▸ Problem to work on: Copy every line of the records below word for word, omitting the pictures.

▸ Records supplied:
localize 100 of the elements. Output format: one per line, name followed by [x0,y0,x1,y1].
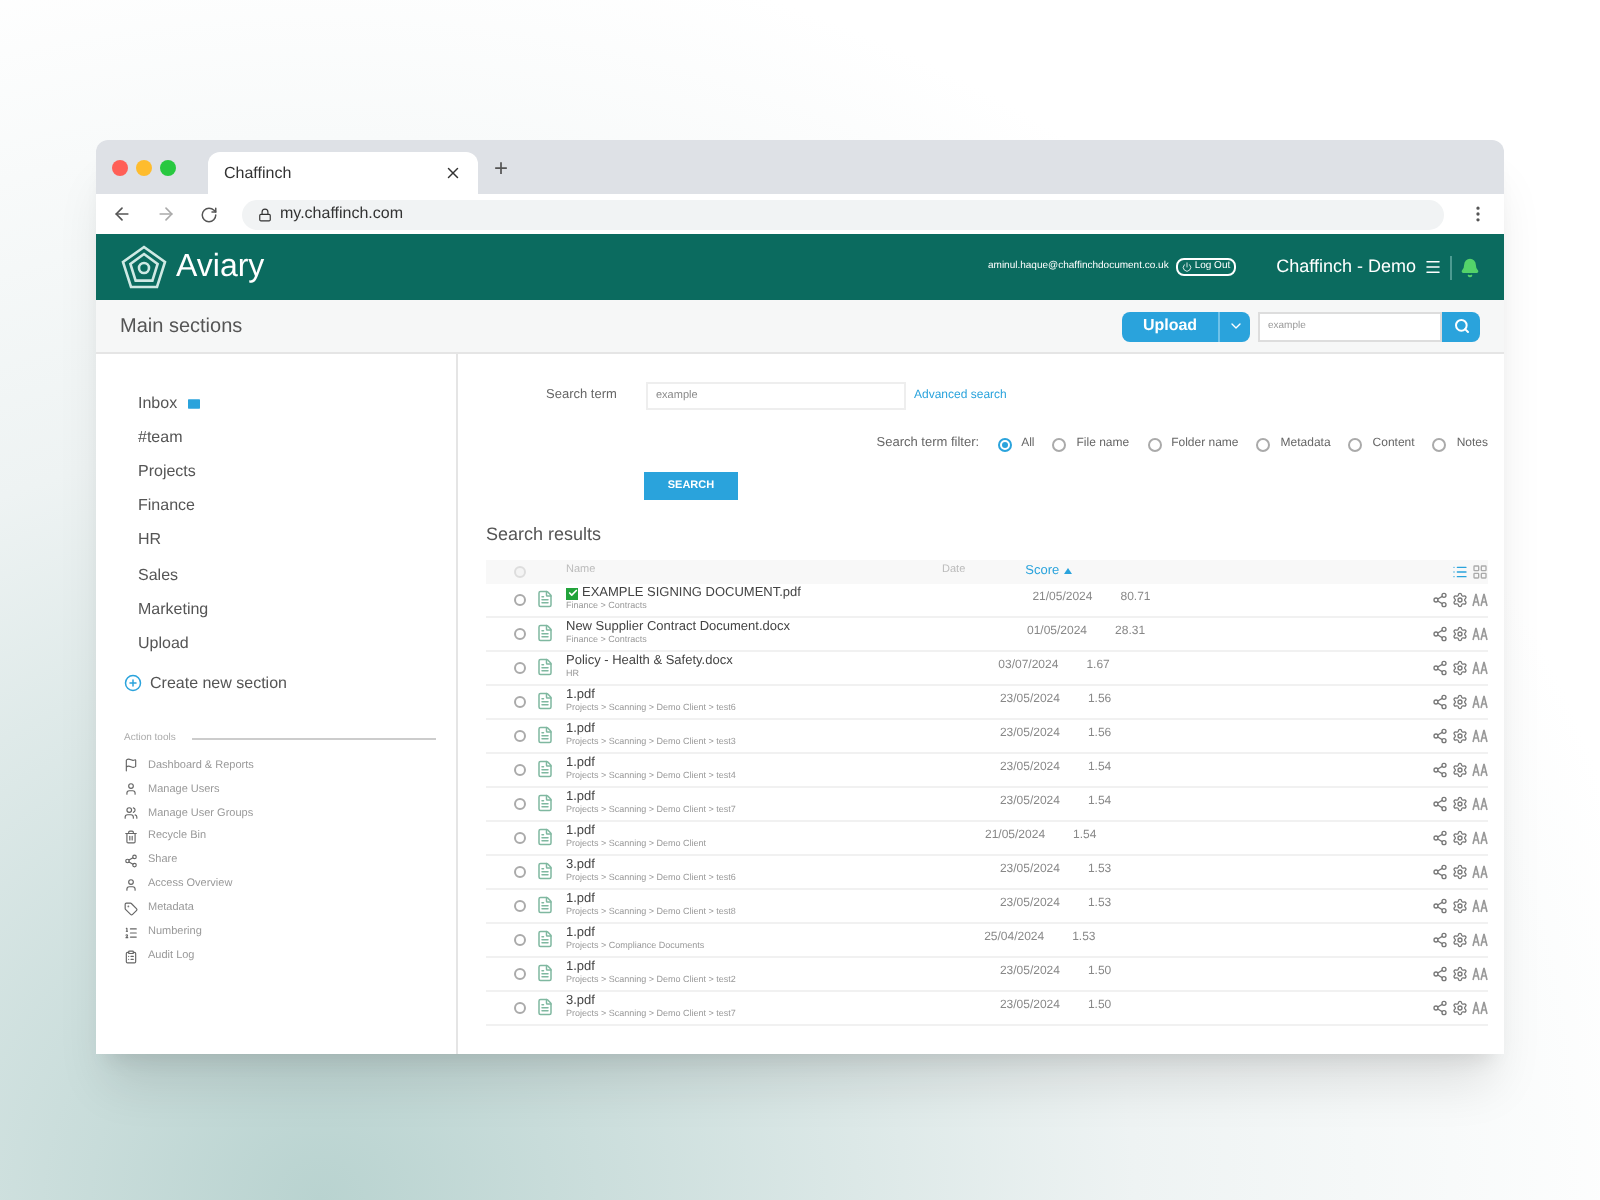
settings-icon[interactable] [1452,625,1468,641]
bin-icon [124,830,138,845]
document-icon [536,726,554,744]
row-checkbox[interactable] [514,899,526,911]
user-icon [124,782,138,797]
settings-icon[interactable] [1451,965,1468,981]
filter-radio[interactable] [1432,437,1447,451]
row-checkbox[interactable] [514,933,526,945]
document-icon [536,760,554,778]
tag-icon [124,901,138,916]
page-title: Main sections [120,313,243,341]
settings-icon[interactable] [1451,795,1468,811]
share-icon[interactable] [1431,965,1448,981]
filter-radio[interactable] [1256,437,1271,451]
section-link[interactable]: Inbox [138,391,178,416]
share-icon[interactable] [1432,659,1448,675]
users-icon [124,806,138,821]
address-bar[interactable]: my.chaffinch.com [242,199,1444,229]
share-icon[interactable] [1431,897,1448,913]
row-checkbox[interactable] [514,627,526,639]
power-icon [1182,262,1193,272]
section-link[interactable]: Upload [138,631,189,656]
share-icon[interactable] [1431,761,1448,777]
document-icon [536,590,554,608]
row-checkbox[interactable] [514,593,526,605]
row-checkbox[interactable] [514,797,526,809]
menu-icon[interactable] [1424,258,1442,276]
document-icon [536,930,554,948]
new-tab-button[interactable]: + [494,149,509,185]
filter-radio[interactable] [997,437,1012,451]
share-icon[interactable] [1431,591,1448,607]
document-icon [536,624,554,642]
row-checkbox[interactable] [514,967,526,979]
section-link[interactable]: Finance [138,494,195,519]
log-icon [124,949,138,964]
settings-icon[interactable] [1451,693,1468,709]
create-section-link[interactable]: Create new section [150,671,287,695]
share-icon[interactable] [1431,999,1448,1015]
list-view-icon[interactable] [1451,563,1468,579]
settings-icon[interactable] [1452,659,1468,675]
share-icon[interactable] [1432,625,1448,641]
settings-icon[interactable] [1451,761,1468,777]
row-checkbox[interactable] [514,695,526,707]
browser-tab[interactable]: Chaffinch [208,152,478,194]
share-icon[interactable] [1431,863,1448,879]
document-icon [536,862,554,880]
share-icon[interactable] [1431,795,1448,811]
document-icon [536,998,554,1016]
filter-radio[interactable] [1147,437,1162,451]
filter-radio[interactable] [1348,437,1363,451]
user-icon [124,877,138,892]
row-checkbox[interactable] [514,661,526,673]
flag-icon [124,758,138,773]
settings-icon[interactable] [1451,727,1468,743]
section-link[interactable]: Marketing [138,597,209,622]
row-checkbox[interactable] [514,763,526,775]
reload-icon[interactable] [200,205,218,223]
account-name[interactable]: Chaffinch - Demo [1276,253,1416,281]
sort-ascending-icon [1063,568,1072,574]
section-link[interactable]: Projects [138,459,196,484]
list-icon [124,925,138,940]
results-heading: Search results [486,522,604,548]
document-icon [536,828,554,846]
settings-icon[interactable] [1451,999,1468,1015]
section-link[interactable]: #team [138,425,183,450]
maximize-window-icon[interactable] [160,159,176,175]
settings-icon[interactable] [1451,591,1468,607]
document-icon [536,964,554,982]
close-tab-icon[interactable] [444,164,462,182]
document-icon [536,692,554,710]
lock-icon [258,207,272,221]
share-icon[interactable] [1431,727,1448,743]
settings-icon[interactable] [1451,863,1468,879]
share-icon [124,854,138,868]
upload-dropdown-button[interactable] [1218,311,1250,341]
bell-icon[interactable] [1460,257,1480,277]
settings-icon[interactable] [1452,931,1468,947]
document-icon [536,794,554,812]
section-link[interactable]: HR [138,528,162,553]
share-icon[interactable] [1431,829,1448,845]
settings-icon[interactable] [1451,829,1468,845]
row-checkbox[interactable] [514,1001,526,1013]
row-checkbox[interactable] [514,729,526,741]
search-button[interactable] [1442,311,1480,341]
document-icon [536,896,554,914]
share-icon[interactable] [1432,931,1448,947]
grid-view-icon[interactable] [1471,563,1488,579]
caret-icon [1227,318,1243,334]
back-icon[interactable] [112,204,132,224]
share-icon[interactable] [1431,693,1448,709]
filter-radio[interactable] [1052,437,1067,451]
close-window-icon[interactable] [112,159,128,175]
settings-icon[interactable] [1451,897,1468,913]
pentagon-logo-icon [120,243,168,291]
document-icon [536,658,554,676]
section-link[interactable]: Sales [138,563,179,588]
select-all-checkbox[interactable] [514,565,526,577]
row-checkbox[interactable] [514,831,526,843]
forward-icon[interactable] [156,204,176,224]
row-checkbox[interactable] [514,865,526,877]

▸ Response to the exercise:
localize 100 of the elements. Output format: one per line, name followed by [x0,y0,x1,y1].
settings-icon[interactable] [1452,625,1468,641]
bin-icon [124,830,138,845]
document-icon [536,726,554,744]
row-checkbox[interactable] [514,899,526,911]
user-icon [124,782,138,797]
settings-icon[interactable] [1451,965,1468,981]
filter-radio[interactable] [1432,437,1447,451]
row-checkbox[interactable] [514,933,526,945]
document-icon [536,760,554,778]
tag-icon [124,901,138,916]
page-title: Main sections [120,313,243,341]
settings-icon[interactable] [1451,795,1468,811]
share-icon[interactable] [1431,965,1448,981]
filter-radio[interactable] [1256,437,1271,451]
section-link[interactable]: Inbox [138,391,178,416]
share-icon[interactable] [1432,659,1448,675]
users-icon [124,806,138,821]
address-bar[interactable]: my.chaffinch.com [242,199,1444,229]
share-icon[interactable] [1431,897,1448,913]
row-checkbox[interactable] [514,627,526,639]
power-icon [1182,262,1193,272]
section-link[interactable]: Upload [138,631,189,656]
share-icon[interactable] [1431,761,1448,777]
document-icon [536,590,554,608]
row-checkbox[interactable] [514,593,526,605]
row-checkbox[interactable] [514,797,526,809]
menu-icon[interactable] [1424,258,1442,276]
document-icon [536,930,554,948]
new-tab-button[interactable]: + [494,149,509,185]
filter-radio[interactable] [997,437,1012,451]
share-icon[interactable] [1431,591,1448,607]
document-icon [536,624,554,642]
row-checkbox[interactable] [514,967,526,979]
section-link[interactable]: Finance [138,494,195,519]
log-icon [124,949,138,964]
settings-icon[interactable] [1451,693,1468,709]
create-section-link[interactable]: Create new section [150,671,287,695]
share-icon[interactable] [1431,999,1448,1015]
list-view-icon[interactable] [1451,563,1468,579]
settings-icon[interactable] [1452,659,1468,675]
share-icon[interactable] [1432,625,1448,641]
settings-icon[interactable] [1451,761,1468,777]
row-checkbox[interactable] [514,695,526,707]
browser-tab[interactable]: Chaffinch [208,152,478,194]
share-icon[interactable] [1431,863,1448,879]
document-icon [536,862,554,880]
share-icon[interactable] [1431,795,1448,811]
document-icon [536,998,554,1016]
filter-radio[interactable] [1147,437,1162,451]
filter-radio[interactable] [1348,437,1363,451]
user-icon [124,877,138,892]
row-checkbox[interactable] [514,661,526,673]
flag-icon [124,758,138,773]
settings-icon[interactable] [1451,727,1468,743]
section-link[interactable]: Marketing [138,597,209,622]
row-checkbox[interactable] [514,763,526,775]
reload-icon[interactable] [200,205,218,223]
account-name[interactable]: Chaffinch - Demo [1276,253,1416,281]
sort-ascending-icon [1063,568,1072,574]
section-link[interactable]: Projects [138,459,196,484]
list-icon [124,925,138,940]
results-heading: Search results [486,522,604,548]
document-icon [536,828,554,846]
settings-icon[interactable] [1451,999,1468,1015]
section-link[interactable]: #team [138,425,183,450]
maximize-window-icon[interactable] [160,159,176,175]
settings-icon[interactable] [1451,591,1468,607]
document-icon [536,964,554,982]
close-tab-icon[interactable] [444,164,462,182]
document-icon [536,692,554,710]
lock-icon [258,207,272,221]
share-icon[interactable] [1431,727,1448,743]
settings-icon[interactable] [1451,863,1468,879]
share-icon [124,854,138,868]
upload-dropdown-button[interactable] [1218,311,1250,341]
bell-icon[interactable] [1460,257,1480,277]
settings-icon[interactable] [1452,931,1468,947]
document-icon [536,794,554,812]
section-link[interactable]: HR [138,528,162,553]
share-icon[interactable] [1431,829,1448,845]
settings-icon[interactable] [1451,829,1468,845]
row-checkbox[interactable] [514,1001,526,1013]
row-checkbox[interactable] [514,729,526,741]
search-button[interactable] [1442,311,1480,341]
document-icon [536,896,554,914]
share-icon[interactable] [1432,931,1448,947]
grid-view-icon[interactable] [1471,563,1488,579]
caret-icon [1227,318,1243,334]
back-icon[interactable] [112,204,132,224]
share-icon[interactable] [1431,693,1448,709]
filter-radio[interactable] [1052,437,1067,451]
close-window-icon[interactable] [112,159,128,175]
settings-icon[interactable] [1451,897,1468,913]
pentagon-logo-icon [120,243,168,291]
document-icon [536,658,554,676]
section-link[interactable]: Sales [138,563,179,588]
select-all-checkbox[interactable] [514,565,526,577]
row-checkbox[interactable] [514,831,526,843]
forward-icon[interactable] [156,204,176,224]
row-checkbox[interactable] [514,865,526,877]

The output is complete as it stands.